### Instructions to follow
Repeat all the records exactly, omitting pictures.

***** The data

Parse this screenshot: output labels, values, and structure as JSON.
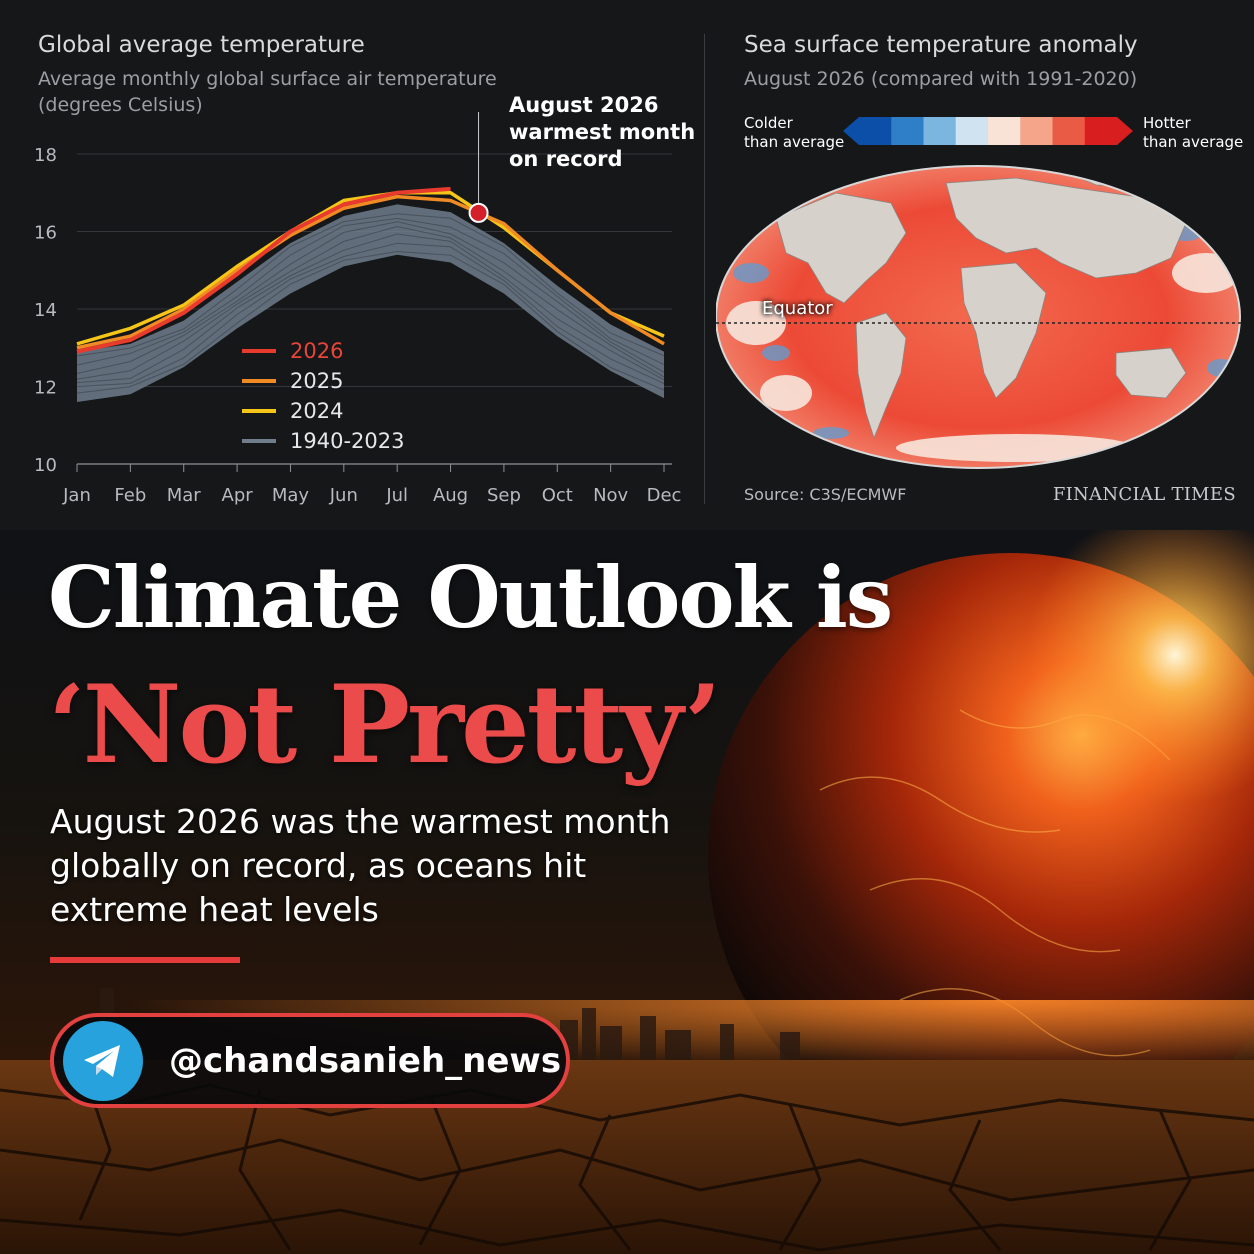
{
  "left_panel": {
    "title": "Global average temperature",
    "subtitle_line1": "Average monthly global surface air temperature",
    "subtitle_line2": "(degrees Celsius)",
    "annotation": [
      "August 2026",
      "warmest month",
      "on record"
    ]
  },
  "right_panel": {
    "title": "Sea surface temperature anomaly",
    "subtitle": "August 2026 (compared with 1991-2020)",
    "colder_label": [
      "Colder",
      "than average"
    ],
    "hotter_label": [
      "Hotter",
      "than average"
    ],
    "scale_colors": [
      "#0b4fa8",
      "#2f7fc8",
      "#7ab6e0",
      "#cfe3f1",
      "#f8e3d6",
      "#f4a58a",
      "#ea5b45",
      "#d81e1e"
    ],
    "equator_label": "Equator",
    "source": "Source: C3S/ECMWF",
    "brand": "FINANCIAL TIMES"
  },
  "chart_data": {
    "type": "line",
    "title": "Global average temperature",
    "subtitle": "Average monthly global surface air temperature (degrees Celsius)",
    "xlabel": "",
    "ylabel": "",
    "x": [
      "Jan",
      "Feb",
      "Mar",
      "Apr",
      "May",
      "Jun",
      "Jul",
      "Aug",
      "Sep",
      "Oct",
      "Nov",
      "Dec"
    ],
    "ylim": [
      10,
      18
    ],
    "yticks": [
      10,
      12,
      14,
      16,
      18
    ],
    "grid": true,
    "legend_position": "center-left",
    "series": [
      {
        "name": "2026",
        "color": "#e83b2e",
        "values": [
          12.9,
          13.2,
          13.9,
          14.9,
          16.0,
          16.7,
          17.0,
          17.1,
          null,
          null,
          null,
          null
        ]
      },
      {
        "name": "2025",
        "color": "#f08a24",
        "values": [
          13.0,
          13.3,
          14.0,
          15.0,
          15.9,
          16.6,
          16.9,
          16.8,
          16.2,
          15.0,
          13.9,
          13.1
        ]
      },
      {
        "name": "2024",
        "color": "#f5c518",
        "values": [
          13.1,
          13.5,
          14.1,
          15.1,
          16.0,
          16.8,
          17.0,
          17.0,
          16.1,
          15.0,
          13.9,
          13.3
        ]
      },
      {
        "name": "1940-2023",
        "color": "#6f7d8c",
        "band_min": [
          11.6,
          11.8,
          12.5,
          13.5,
          14.4,
          15.1,
          15.4,
          15.2,
          14.4,
          13.3,
          12.4,
          11.7
        ],
        "band_max": [
          12.9,
          13.1,
          13.7,
          14.7,
          15.7,
          16.4,
          16.7,
          16.5,
          15.7,
          14.6,
          13.6,
          12.9
        ]
      }
    ],
    "annotation": {
      "x": "Aug",
      "y": 17.1,
      "text": "August 2026 warmest month on record"
    }
  },
  "hero": {
    "headline_line1": "Climate Outlook is",
    "headline_line2": "‘Not Pretty’",
    "summary": "August 2026 was the warmest month globally on record, as oceans hit extreme heat levels",
    "handle": "@chandsanieh_news",
    "accent_color": "#e53b3b"
  }
}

**********

### Response to the task
Parse this screenshot: output labels, values, and structure as JSON.
{
  "left_panel": {
    "title": "Global average temperature",
    "subtitle_line1": "Average monthly global surface air temperature",
    "subtitle_line2": "(degrees Celsius)",
    "annotation": [
      "August 2026",
      "warmest month",
      "on record"
    ]
  },
  "right_panel": {
    "title": "Sea surface temperature anomaly",
    "subtitle": "August 2026 (compared with 1991-2020)",
    "colder_label": [
      "Colder",
      "than average"
    ],
    "hotter_label": [
      "Hotter",
      "than average"
    ],
    "scale_colors": [
      "#0b4fa8",
      "#2f7fc8",
      "#7ab6e0",
      "#cfe3f1",
      "#f8e3d6",
      "#f4a58a",
      "#ea5b45",
      "#d81e1e"
    ],
    "equator_label": "Equator",
    "source": "Source: C3S/ECMWF",
    "brand": "FINANCIAL TIMES"
  },
  "chart_data": {
    "type": "line",
    "title": "Global average temperature",
    "subtitle": "Average monthly global surface air temperature (degrees Celsius)",
    "xlabel": "",
    "ylabel": "",
    "x": [
      "Jan",
      "Feb",
      "Mar",
      "Apr",
      "May",
      "Jun",
      "Jul",
      "Aug",
      "Sep",
      "Oct",
      "Nov",
      "Dec"
    ],
    "ylim": [
      10,
      18
    ],
    "yticks": [
      10,
      12,
      14,
      16,
      18
    ],
    "grid": true,
    "legend_position": "center-left",
    "series": [
      {
        "name": "2026",
        "color": "#e83b2e",
        "values": [
          12.9,
          13.2,
          13.9,
          14.9,
          16.0,
          16.7,
          17.0,
          17.1,
          null,
          null,
          null,
          null
        ]
      },
      {
        "name": "2025",
        "color": "#f08a24",
        "values": [
          13.0,
          13.3,
          14.0,
          15.0,
          15.9,
          16.6,
          16.9,
          16.8,
          16.2,
          15.0,
          13.9,
          13.1
        ]
      },
      {
        "name": "2024",
        "color": "#f5c518",
        "values": [
          13.1,
          13.5,
          14.1,
          15.1,
          16.0,
          16.8,
          17.0,
          17.0,
          16.1,
          15.0,
          13.9,
          13.3
        ]
      },
      {
        "name": "1940-2023",
        "color": "#6f7d8c",
        "band_min": [
          11.6,
          11.8,
          12.5,
          13.5,
          14.4,
          15.1,
          15.4,
          15.2,
          14.4,
          13.3,
          12.4,
          11.7
        ],
        "band_max": [
          12.9,
          13.1,
          13.7,
          14.7,
          15.7,
          16.4,
          16.7,
          16.5,
          15.7,
          14.6,
          13.6,
          12.9
        ]
      }
    ],
    "annotation": {
      "x": "Aug",
      "y": 17.1,
      "text": "August 2026 warmest month on record"
    }
  },
  "hero": {
    "headline_line1": "Climate Outlook is",
    "headline_line2": "‘Not Pretty’",
    "summary": "August 2026 was the warmest month globally on record, as oceans hit extreme heat levels",
    "handle": "@chandsanieh_news",
    "accent_color": "#e53b3b"
  }
}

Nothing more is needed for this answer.